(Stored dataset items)
[START]
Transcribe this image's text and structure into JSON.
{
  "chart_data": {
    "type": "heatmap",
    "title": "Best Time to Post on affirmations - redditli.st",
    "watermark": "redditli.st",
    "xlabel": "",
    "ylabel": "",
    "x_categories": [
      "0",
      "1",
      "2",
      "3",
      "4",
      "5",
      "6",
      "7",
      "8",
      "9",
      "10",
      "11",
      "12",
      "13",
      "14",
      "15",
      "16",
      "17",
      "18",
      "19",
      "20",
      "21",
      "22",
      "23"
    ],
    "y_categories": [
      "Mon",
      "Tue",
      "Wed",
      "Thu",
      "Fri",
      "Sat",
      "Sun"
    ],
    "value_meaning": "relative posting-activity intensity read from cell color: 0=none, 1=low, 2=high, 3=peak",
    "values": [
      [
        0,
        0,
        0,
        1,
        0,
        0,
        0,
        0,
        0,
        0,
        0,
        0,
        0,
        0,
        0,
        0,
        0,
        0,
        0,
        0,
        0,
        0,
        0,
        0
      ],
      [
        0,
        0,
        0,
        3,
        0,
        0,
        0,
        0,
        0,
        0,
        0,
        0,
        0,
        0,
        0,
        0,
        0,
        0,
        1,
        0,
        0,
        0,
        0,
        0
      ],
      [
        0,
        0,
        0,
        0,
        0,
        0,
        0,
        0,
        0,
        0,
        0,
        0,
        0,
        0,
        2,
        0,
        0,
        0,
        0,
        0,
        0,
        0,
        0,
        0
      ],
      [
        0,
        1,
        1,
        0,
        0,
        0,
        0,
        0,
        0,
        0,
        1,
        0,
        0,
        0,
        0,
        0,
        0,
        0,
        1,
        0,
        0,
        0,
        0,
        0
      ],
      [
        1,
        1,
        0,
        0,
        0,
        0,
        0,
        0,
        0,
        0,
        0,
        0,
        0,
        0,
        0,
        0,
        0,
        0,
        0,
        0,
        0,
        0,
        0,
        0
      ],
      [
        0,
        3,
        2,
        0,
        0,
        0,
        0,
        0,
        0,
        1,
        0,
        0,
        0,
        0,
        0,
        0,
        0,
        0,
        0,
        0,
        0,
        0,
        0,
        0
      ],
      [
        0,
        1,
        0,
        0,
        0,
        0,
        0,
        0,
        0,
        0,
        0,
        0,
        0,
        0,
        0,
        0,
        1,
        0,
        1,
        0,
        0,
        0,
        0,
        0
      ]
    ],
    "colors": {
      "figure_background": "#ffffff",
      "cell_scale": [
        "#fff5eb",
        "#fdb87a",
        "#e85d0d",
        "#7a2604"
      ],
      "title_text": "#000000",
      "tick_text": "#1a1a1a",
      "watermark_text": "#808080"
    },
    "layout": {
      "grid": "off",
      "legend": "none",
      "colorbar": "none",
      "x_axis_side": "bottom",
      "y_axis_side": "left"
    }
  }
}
[END]
**PROBLEM TO SOLVE**. How many lines of the records contain the string "none"? Respond with the number alone.

**ANSWER FOR THE TASK**. 3